[begin Records to use]

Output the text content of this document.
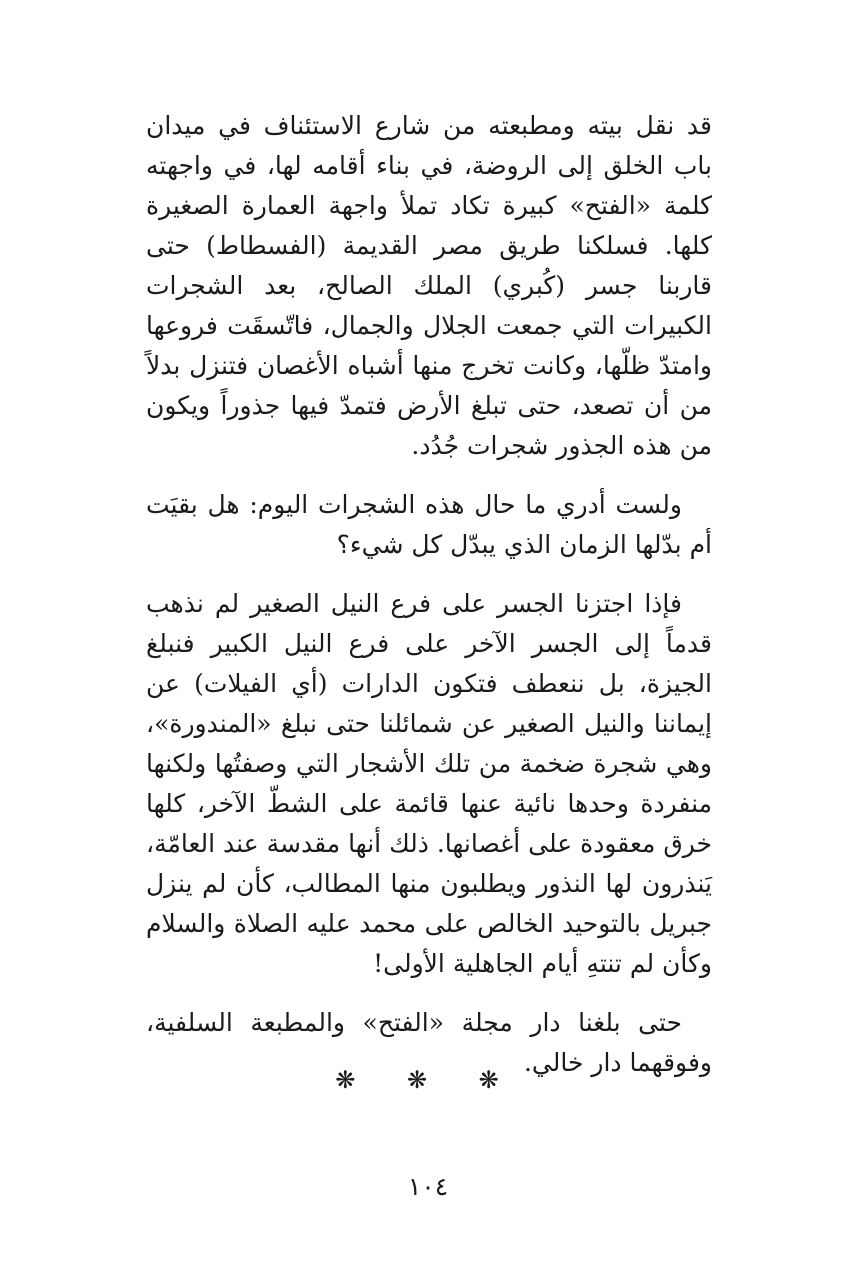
قد نقل بيته ومطبعته من شارع الاستئناف في ميدان باب الخلق إلى الروضة، في بناء أقامه لها، في واجهته كلمة «الفتح» كبيرة تكاد تملأ واجهة العمارة الصغيرة كلها. فسلكنا طريق مصر القديمة (الفسطاط) حتى قاربنا جسر (كُبري) الملك الصالح، بعد الشجرات الكبيرات التي جمعت الجلال والجمال، فاتّسقَت فروعها وامتدّ ظلّها، وكانت تخرج منها أشباه الأغصان فتنزل بدلاً من أن تصعد، حتى تبلغ الأرض فتمدّ فيها جذوراً ويكون من هذه الجذور شجرات جُدُد.

ولست أدري ما حال هذه الشجرات اليوم: هل بقيَت أم بدّلها الزمان الذي يبدّل كل شيء؟

فإذا اجتزنا الجسر على فرع النيل الصغير لم نذهب قدماً إلى الجسر الآخر على فرع النيل الكبير فنبلغ الجيزة، بل ننعطف فتكون الدارات (أي الفيلات) عن إيماننا والنيل الصغير عن شمائلنا حتى نبلغ «المندورة»، وهي شجرة ضخمة من تلك الأشجار التي وصفتُها ولكنها منفردة وحدها نائية عنها قائمة على الشطّ الآخر، كلها خرق معقودة على أغصانها. ذلك أنها مقدسة عند العامّة، يَنذرون لها النذور ويطلبون منها المطالب، كأن لم ينزل جبريل بالتوحيد الخالص على محمد عليه الصلاة والسلام وكأن لم تنتهِ أيام الجاهلية الأولى!

حتى بلغنا دار مجلة «الفتح» والمطبعة السلفية، وفوقهما دار خالي.

❋ ❋ ❋
١٠٤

[end Records to use]

→ **Challenge**: In the records above, locate every line with the string "الشجرات" and copy it.

→ **Correct response**:
قد نقل بيته ومطبعته من شارع الاستئناف في ميدان باب الخلق إلى الروضة، في بناء أقامه لها، في واجهته كلمة «الفتح» كبيرة تكاد تملأ واجهة العمارة الصغيرة كلها. فسلكنا طريق مصر القديمة (الفسطاط) حتى قاربنا جسر (كُبري) الملك الصالح، بعد الشجرات الكبيرات التي جمعت الجلال والجمال، فاتّسقَت فروعها وامتدّ ظلّها، وكانت تخرج منها أشباه الأغصان فتنزل بدلاً من أن تصعد، حتى تبلغ الأرض فتمدّ فيها جذوراً ويكون من هذه الجذور شجرات جُدُد.
ولست أدري ما حال هذه الشجرات اليوم: هل بقيَت أم بدّلها الزمان الذي يبدّل كل شيء؟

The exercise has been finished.